:: SHORT PROBLEM ::
Below are some records; reproduce every one of them exactly.

:: MATERIAL SHOWN ::
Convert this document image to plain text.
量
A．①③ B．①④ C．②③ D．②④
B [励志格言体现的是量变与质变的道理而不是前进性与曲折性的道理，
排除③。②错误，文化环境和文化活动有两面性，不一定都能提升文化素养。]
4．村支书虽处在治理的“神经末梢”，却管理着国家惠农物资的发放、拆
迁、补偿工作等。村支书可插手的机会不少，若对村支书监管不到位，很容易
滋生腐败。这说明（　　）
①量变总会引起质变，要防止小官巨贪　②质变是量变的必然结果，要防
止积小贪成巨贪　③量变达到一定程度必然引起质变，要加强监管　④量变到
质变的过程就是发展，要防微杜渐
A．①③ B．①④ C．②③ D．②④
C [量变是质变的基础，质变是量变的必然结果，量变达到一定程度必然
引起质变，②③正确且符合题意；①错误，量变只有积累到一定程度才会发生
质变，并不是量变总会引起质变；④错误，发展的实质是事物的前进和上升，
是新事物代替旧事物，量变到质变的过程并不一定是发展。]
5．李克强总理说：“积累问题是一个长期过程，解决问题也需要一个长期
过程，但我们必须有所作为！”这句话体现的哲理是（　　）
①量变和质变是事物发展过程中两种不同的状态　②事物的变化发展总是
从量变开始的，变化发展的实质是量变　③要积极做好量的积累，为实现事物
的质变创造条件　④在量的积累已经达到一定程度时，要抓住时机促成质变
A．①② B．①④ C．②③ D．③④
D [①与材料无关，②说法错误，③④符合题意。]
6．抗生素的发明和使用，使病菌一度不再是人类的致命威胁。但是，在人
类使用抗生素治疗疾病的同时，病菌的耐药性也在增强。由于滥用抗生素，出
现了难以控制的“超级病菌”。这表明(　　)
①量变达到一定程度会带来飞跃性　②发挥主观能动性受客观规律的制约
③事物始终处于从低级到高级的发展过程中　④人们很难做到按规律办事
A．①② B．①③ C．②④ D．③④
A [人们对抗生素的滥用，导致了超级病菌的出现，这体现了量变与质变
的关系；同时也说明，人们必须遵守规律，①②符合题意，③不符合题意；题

:: CORRECT RESULT ::
Convert this document image to plain text.
量
A．①③ B．①④ C．②③ D．②④
B [励志格言体现的是量变与质变的道理而不是前进性与曲折性的道理，
排除③。②错误，文化环境和文化活动有两面性，不一定都能提升文化素养。]
4．村支书虽处在治理的“神经末梢”，却管理着国家惠农物资的发放、拆
迁、补偿工作等。村支书可插手的机会不少，若对村支书监管不到位，很容易
滋生腐败。这说明（　　）
①量变总会引起质变，要防止小官巨贪　②质变是量变的必然结果，要防
止积小贪成巨贪　③量变达到一定程度必然引起质变，要加强监管　④量变到
质变的过程就是发展，要防微杜渐
A．①③ B．①④ C．②③ D．②④
C [量变是质变的基础，质变是量变的必然结果，量变达到一定程度必然
引起质变，②③正确且符合题意；①错误，量变只有积累到一定程度才会发生
质变，并不是量变总会引起质变；④错误，发展的实质是事物的前进和上升，
是新事物代替旧事物，量变到质变的过程并不一定是发展。]
5．李克强总理说：“积累问题是一个长期过程，解决问题也需要一个长期
过程，但我们必须有所作为！”这句话体现的哲理是（　　）
①量变和质变是事物发展过程中两种不同的状态　②事物的变化发展总是
从量变开始的，变化发展的实质是量变　③要积极做好量的积累，为实现事物
的质变创造条件　④在量的积累已经达到一定程度时，要抓住时机促成质变
A．①② B．①④ C．②③ D．③④
D [①与材料无关，②说法错误，③④符合题意。]
6．抗生素的发明和使用，使病菌一度不再是人类的致命威胁。但是，在人
类使用抗生素治疗疾病的同时，病菌的耐药性也在增强。由于滥用抗生素，出
现了难以控制的“超级病菌”。这表明(　　)
①量变达到一定程度会带来飞跃性　②发挥主观能动性受客观规律的制约
③事物始终处于从低级到高级的发展过程中　④人们很难做到按规律办事
A．①② B．①③ C．②④ D．③④
A [人们对抗生素的滥用，导致了超级病菌的出现，这体现了量变与质变
的关系；同时也说明，人们必须遵守规律，①②符合题意，③不符合题意；题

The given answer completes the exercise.